*PROBLEM DESCRIPTION*:
Examine the records and identify each line that includes the string "frac". Copy those lines.

Dataset excerpt

>>

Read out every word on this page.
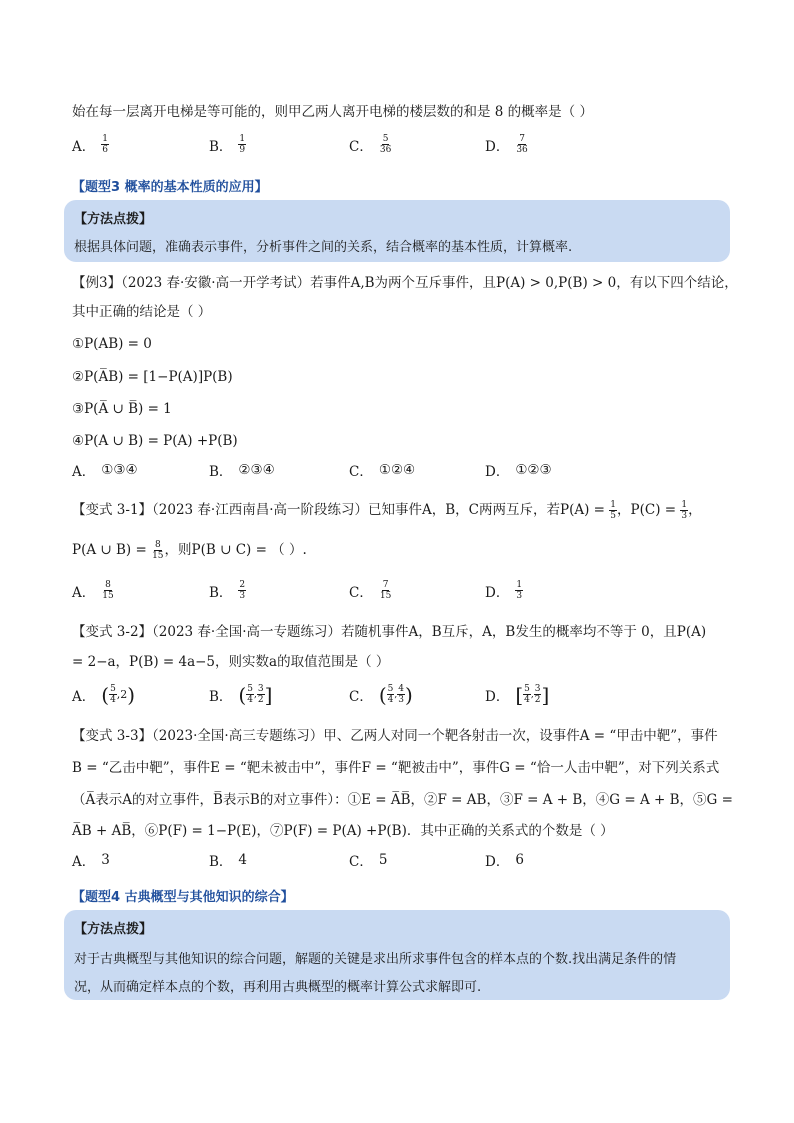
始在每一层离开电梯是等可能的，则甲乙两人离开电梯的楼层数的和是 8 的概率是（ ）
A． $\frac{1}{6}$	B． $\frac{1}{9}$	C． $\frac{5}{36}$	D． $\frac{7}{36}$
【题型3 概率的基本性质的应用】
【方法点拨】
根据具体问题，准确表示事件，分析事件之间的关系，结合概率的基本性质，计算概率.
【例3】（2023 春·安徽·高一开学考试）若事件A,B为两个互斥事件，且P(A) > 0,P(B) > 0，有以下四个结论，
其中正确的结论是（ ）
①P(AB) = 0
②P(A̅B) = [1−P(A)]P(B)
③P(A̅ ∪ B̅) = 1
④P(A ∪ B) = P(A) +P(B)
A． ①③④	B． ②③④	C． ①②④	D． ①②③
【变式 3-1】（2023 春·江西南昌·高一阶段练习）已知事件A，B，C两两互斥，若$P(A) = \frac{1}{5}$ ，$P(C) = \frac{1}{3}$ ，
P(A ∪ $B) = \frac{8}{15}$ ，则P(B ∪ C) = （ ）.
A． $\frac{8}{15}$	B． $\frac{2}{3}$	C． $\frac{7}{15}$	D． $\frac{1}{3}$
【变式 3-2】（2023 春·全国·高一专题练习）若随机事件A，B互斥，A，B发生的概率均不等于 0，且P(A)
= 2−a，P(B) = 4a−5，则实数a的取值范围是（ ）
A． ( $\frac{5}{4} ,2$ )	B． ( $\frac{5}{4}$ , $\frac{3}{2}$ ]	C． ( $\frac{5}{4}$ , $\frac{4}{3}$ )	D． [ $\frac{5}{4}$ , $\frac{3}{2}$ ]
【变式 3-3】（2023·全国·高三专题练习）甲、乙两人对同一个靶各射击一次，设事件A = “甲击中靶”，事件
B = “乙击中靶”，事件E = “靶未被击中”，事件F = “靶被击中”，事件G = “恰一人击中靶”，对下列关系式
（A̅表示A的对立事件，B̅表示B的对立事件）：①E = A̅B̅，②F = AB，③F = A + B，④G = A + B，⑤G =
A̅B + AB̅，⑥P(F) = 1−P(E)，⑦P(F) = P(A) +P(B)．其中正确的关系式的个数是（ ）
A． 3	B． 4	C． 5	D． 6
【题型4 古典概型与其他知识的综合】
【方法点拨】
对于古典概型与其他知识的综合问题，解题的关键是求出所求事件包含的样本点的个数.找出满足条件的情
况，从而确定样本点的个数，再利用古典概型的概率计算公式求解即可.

<<
>>

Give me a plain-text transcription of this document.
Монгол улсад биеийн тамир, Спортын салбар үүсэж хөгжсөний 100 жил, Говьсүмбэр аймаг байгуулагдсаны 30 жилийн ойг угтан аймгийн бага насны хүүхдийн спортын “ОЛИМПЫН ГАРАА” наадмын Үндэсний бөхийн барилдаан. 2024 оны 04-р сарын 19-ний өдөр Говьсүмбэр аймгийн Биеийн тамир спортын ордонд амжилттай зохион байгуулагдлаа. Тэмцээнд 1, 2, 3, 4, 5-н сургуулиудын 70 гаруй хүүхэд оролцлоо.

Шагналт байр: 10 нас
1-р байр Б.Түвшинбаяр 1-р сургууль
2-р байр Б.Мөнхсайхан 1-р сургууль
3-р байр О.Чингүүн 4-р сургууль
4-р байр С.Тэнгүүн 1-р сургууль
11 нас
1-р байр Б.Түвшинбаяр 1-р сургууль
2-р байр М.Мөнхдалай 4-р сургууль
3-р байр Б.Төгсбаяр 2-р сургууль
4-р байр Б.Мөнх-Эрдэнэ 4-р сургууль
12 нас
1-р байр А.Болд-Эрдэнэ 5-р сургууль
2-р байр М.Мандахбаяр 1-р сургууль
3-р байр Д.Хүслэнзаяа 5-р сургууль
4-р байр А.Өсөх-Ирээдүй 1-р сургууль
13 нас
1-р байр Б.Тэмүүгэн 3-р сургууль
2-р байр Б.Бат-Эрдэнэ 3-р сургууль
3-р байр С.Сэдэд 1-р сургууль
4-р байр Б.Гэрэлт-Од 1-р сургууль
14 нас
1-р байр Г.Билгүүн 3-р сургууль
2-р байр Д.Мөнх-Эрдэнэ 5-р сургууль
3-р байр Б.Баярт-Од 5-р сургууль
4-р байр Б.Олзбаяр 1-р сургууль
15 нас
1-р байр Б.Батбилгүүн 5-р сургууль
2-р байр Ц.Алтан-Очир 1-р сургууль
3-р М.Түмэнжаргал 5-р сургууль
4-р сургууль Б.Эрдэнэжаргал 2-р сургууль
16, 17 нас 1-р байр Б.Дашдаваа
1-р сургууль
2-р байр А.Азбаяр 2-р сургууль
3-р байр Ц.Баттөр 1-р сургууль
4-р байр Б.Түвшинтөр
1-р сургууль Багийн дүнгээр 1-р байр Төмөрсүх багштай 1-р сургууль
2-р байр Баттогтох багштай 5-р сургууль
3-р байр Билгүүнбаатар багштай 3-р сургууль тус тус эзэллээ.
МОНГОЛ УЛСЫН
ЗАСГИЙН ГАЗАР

<<

*WRITTEN SOLUTION*:
A． $\frac{1}{6}$	B． $\frac{1}{9}$	C． $\frac{5}{36}$	D． $\frac{7}{36}$
【变式 3-1】（2023 春·江西南昌·高一阶段练习）已知事件A，B，C两两互斥，若$P(A) = \frac{1}{5}$ ，$P(C) = \frac{1}{3}$ ，
P(A ∪ $B) = \frac{8}{15}$ ，则P(B ∪ C) = （ ）.
A． $\frac{8}{15}$	B． $\frac{2}{3}$	C． $\frac{7}{15}$	D． $\frac{1}{3}$
A． ( $\frac{5}{4} ,2$ )	B． ( $\frac{5}{4}$ , $\frac{3}{2}$ ]	C． ( $\frac{5}{4}$ , $\frac{4}{3}$ )	D． [ $\frac{5}{4}$ , $\frac{3}{2}$ ]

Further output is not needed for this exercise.